## Start Given information
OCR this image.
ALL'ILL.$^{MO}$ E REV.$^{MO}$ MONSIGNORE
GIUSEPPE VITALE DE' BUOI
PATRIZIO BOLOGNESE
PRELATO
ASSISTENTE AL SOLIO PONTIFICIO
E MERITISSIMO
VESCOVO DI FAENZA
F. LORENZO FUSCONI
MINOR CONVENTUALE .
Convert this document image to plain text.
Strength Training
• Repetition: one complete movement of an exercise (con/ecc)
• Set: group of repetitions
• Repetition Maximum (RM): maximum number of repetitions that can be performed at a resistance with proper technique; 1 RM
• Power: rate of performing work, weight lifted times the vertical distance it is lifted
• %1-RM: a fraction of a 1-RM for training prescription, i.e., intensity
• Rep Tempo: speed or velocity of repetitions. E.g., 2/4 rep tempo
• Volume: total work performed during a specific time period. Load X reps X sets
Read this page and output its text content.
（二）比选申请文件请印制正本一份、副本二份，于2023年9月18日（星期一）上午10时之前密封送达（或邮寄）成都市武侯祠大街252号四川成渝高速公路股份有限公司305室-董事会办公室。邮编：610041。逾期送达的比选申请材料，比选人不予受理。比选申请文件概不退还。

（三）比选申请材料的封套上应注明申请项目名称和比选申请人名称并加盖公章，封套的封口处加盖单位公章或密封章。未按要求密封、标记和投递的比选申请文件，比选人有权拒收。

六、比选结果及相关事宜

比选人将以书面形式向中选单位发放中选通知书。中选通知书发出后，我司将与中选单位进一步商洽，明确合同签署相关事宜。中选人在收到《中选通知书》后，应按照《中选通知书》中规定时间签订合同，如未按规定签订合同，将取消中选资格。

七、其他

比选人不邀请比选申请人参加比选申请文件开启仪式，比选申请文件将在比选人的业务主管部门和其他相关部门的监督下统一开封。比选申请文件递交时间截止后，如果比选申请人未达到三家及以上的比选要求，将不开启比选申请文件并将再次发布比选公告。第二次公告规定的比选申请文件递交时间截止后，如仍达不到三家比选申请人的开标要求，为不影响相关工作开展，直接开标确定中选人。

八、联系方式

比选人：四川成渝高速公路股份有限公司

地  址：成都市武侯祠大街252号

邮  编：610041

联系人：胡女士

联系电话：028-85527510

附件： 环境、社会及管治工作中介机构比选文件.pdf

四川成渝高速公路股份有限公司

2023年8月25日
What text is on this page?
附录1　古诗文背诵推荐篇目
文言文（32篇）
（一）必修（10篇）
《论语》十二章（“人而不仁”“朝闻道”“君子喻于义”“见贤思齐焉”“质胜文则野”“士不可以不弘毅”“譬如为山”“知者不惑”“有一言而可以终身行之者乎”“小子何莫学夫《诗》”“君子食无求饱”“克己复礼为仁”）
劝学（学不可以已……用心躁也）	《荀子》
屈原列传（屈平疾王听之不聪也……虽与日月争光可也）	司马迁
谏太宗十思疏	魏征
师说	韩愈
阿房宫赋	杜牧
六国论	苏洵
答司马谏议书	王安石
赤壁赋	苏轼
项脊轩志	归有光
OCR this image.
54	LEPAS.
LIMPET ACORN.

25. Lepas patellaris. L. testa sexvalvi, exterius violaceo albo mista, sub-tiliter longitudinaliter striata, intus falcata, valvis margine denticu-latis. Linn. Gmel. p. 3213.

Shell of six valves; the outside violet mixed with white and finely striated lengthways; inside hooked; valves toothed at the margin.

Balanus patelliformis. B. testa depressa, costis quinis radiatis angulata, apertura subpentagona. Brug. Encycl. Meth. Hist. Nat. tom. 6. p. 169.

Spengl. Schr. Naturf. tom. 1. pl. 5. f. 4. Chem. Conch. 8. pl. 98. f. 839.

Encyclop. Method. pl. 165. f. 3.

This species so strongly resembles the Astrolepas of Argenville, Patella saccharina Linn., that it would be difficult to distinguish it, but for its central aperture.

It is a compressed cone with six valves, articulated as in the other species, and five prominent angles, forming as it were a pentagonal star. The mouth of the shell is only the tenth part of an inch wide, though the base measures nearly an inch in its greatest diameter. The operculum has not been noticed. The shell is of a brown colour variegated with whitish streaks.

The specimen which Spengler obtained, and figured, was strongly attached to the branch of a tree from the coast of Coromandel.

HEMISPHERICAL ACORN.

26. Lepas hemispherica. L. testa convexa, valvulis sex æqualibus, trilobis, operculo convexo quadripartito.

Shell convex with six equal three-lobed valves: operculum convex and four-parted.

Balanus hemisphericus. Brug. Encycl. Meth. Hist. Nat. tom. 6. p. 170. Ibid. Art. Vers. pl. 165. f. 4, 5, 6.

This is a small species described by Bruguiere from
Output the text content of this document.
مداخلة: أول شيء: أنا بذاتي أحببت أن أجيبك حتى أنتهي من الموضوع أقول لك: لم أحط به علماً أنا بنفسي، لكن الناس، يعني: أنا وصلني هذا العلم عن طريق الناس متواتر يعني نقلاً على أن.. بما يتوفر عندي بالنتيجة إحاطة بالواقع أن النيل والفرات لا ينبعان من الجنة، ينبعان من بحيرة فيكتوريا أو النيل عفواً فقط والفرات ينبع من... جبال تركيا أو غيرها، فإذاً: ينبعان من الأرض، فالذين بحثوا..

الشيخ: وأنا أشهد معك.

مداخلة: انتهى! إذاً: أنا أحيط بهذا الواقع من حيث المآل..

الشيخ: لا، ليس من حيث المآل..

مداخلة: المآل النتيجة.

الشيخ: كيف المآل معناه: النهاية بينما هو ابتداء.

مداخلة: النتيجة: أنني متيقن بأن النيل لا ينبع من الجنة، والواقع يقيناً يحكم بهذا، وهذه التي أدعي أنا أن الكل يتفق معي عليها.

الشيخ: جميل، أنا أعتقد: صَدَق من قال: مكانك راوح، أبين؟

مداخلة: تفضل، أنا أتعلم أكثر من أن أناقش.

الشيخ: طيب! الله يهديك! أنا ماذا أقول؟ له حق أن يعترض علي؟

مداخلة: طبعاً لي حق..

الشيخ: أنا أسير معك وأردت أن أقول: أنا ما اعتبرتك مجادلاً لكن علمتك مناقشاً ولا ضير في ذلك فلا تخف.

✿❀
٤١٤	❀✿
## End Given information
[Instruction]: Go through the records above and copy every line with the word "Balanus".

[Written solution]:
Balanus patelliformis. B. testa depressa, costis quinis radiatis angulata, apertura subpentagona. Brug. Encycl. Meth. Hist. Nat. tom. 6. p. 169.
Balanus hemisphericus. Brug. Encycl. Meth. Hist. Nat. tom. 6. p. 170. Ibid. Art. Vers. pl. 165. f. 4, 5, 6.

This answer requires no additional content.